Copy out the complete listing, word for word.

### SUPPLIED RECORDS
:::::

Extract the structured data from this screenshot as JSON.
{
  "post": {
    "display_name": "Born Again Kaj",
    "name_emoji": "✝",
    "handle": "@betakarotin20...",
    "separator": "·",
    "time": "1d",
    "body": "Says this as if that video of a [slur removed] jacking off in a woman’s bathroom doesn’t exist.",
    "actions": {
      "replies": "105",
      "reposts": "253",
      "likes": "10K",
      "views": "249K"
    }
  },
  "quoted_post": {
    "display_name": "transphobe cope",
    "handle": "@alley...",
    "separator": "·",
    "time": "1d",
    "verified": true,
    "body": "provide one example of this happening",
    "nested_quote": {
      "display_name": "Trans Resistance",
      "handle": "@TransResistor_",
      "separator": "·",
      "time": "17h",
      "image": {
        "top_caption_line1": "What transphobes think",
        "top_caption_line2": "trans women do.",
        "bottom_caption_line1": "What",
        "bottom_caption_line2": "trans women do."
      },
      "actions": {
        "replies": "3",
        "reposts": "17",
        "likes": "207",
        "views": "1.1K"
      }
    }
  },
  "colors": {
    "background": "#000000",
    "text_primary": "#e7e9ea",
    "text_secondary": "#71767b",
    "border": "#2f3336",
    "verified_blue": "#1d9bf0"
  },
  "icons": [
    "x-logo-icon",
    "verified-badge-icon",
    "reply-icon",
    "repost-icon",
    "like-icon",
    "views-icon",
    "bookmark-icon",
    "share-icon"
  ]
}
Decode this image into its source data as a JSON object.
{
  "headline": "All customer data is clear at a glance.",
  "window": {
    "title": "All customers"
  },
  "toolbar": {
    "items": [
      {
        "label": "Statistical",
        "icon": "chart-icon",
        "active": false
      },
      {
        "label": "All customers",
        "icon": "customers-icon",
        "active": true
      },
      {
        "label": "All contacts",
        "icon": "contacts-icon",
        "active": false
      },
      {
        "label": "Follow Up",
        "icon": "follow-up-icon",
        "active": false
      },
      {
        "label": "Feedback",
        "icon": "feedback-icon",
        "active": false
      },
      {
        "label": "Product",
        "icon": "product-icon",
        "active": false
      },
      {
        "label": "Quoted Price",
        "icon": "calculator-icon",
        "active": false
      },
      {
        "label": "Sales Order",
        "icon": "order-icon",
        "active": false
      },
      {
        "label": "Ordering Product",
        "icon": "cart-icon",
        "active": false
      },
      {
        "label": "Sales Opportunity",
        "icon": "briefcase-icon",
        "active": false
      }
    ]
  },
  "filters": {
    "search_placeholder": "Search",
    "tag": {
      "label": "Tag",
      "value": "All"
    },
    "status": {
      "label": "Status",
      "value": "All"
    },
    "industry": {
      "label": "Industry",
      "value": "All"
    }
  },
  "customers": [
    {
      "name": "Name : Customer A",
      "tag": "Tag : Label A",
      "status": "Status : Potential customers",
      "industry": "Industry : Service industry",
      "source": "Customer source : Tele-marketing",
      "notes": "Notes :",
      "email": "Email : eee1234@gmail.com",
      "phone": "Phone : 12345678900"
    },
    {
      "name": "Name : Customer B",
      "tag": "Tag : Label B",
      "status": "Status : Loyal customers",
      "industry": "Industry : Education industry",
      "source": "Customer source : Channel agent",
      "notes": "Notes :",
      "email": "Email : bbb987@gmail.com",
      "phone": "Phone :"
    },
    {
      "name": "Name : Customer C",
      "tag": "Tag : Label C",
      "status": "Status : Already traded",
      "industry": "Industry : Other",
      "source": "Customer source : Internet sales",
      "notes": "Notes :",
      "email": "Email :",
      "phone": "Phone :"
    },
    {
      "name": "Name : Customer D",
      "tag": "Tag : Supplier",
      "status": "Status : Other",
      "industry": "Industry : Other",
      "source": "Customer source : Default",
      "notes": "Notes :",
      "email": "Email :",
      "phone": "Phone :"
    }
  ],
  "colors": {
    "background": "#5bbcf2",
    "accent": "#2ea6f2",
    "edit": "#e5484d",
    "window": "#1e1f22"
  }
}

:::::

### THE OUTPUT
Extract the structured data from this screenshot as JSON.
{
  "post": {
    "display_name": "Born Again Kaj",
    "name_emoji": "✝",
    "handle": "@betakarotin20...",
    "separator": "·",
    "time": "1d",
    "body": "Says this as if that video of a [slur removed] jacking off in a woman’s bathroom doesn’t exist.",
    "actions": {
      "replies": "105",
      "reposts": "253",
      "likes": "10K",
      "views": "249K"
    }
  },
  "quoted_post": {
    "display_name": "transphobe cope",
    "handle": "@alley...",
    "separator": "·",
    "time": "1d",
    "verified": true,
    "body": "provide one example of this happening",
    "nested_quote": {
      "display_name": "Trans Resistance",
      "handle": "@TransResistor_",
      "separator": "·",
      "time": "17h",
      "image": {
        "top_caption_line1": "What transphobes think",
        "top_caption_line2": "trans women do.",
        "bottom_caption_line1": "What",
        "bottom_caption_line2": "trans women do."
      },
      "actions": {
        "replies": "3",
        "reposts": "17",
        "likes": "207",
        "views": "1.1K"
      }
    }
  },
  "colors": {
    "background": "#000000",
    "text_primary": "#e7e9ea",
    "text_secondary": "#71767b",
    "border": "#2f3336",
    "verified_blue": "#1d9bf0"
  },
  "icons": [
    "x-logo-icon",
    "verified-badge-icon",
    "reply-icon",
    "repost-icon",
    "like-icon",
    "views-icon",
    "bookmark-icon",
    "share-icon"
  ]
}
Decode this image into its source data as a JSON object.
{
  "headline": "All customer data is clear at a glance.",
  "window": {
    "title": "All customers"
  },
  "toolbar": {
    "items": [
      {
        "label": "Statistical",
        "icon": "chart-icon",
        "active": false
      },
      {
        "label": "All customers",
        "icon": "customers-icon",
        "active": true
      },
      {
        "label": "All contacts",
        "icon": "contacts-icon",
        "active": false
      },
      {
        "label": "Follow Up",
        "icon": "follow-up-icon",
        "active": false
      },
      {
        "label": "Feedback",
        "icon": "feedback-icon",
        "active": false
      },
      {
        "label": "Product",
        "icon": "product-icon",
        "active": false
      },
      {
        "label": "Quoted Price",
        "icon": "calculator-icon",
        "active": false
      },
      {
        "label": "Sales Order",
        "icon": "order-icon",
        "active": false
      },
      {
        "label": "Ordering Product",
        "icon": "cart-icon",
        "active": false
      },
      {
        "label": "Sales Opportunity",
        "icon": "briefcase-icon",
        "active": false
      }
    ]
  },
  "filters": {
    "search_placeholder": "Search",
    "tag": {
      "label": "Tag",
      "value": "All"
    },
    "status": {
      "label": "Status",
      "value": "All"
    },
    "industry": {
      "label": "Industry",
      "value": "All"
    }
  },
  "customers": [
    {
      "name": "Name : Customer A",
      "tag": "Tag : Label A",
      "status": "Status : Potential customers",
      "industry": "Industry : Service industry",
      "source": "Customer source : Tele-marketing",
      "notes": "Notes :",
      "email": "Email : eee1234@gmail.com",
      "phone": "Phone : 12345678900"
    },
    {
      "name": "Name : Customer B",
      "tag": "Tag : Label B",
      "status": "Status : Loyal customers",
      "industry": "Industry : Education industry",
      "source": "Customer source : Channel agent",
      "notes": "Notes :",
      "email": "Email : bbb987@gmail.com",
      "phone": "Phone :"
    },
    {
      "name": "Name : Customer C",
      "tag": "Tag : Label C",
      "status": "Status : Already traded",
      "industry": "Industry : Other",
      "source": "Customer source : Internet sales",
      "notes": "Notes :",
      "email": "Email :",
      "phone": "Phone :"
    },
    {
      "name": "Name : Customer D",
      "tag": "Tag : Supplier",
      "status": "Status : Other",
      "industry": "Industry : Other",
      "source": "Customer source : Default",
      "notes": "Notes :",
      "email": "Email :",
      "phone": "Phone :"
    }
  ],
  "colors": {
    "background": "#5bbcf2",
    "accent": "#2ea6f2",
    "edit": "#e5484d",
    "window": "#1e1f22"
  }
}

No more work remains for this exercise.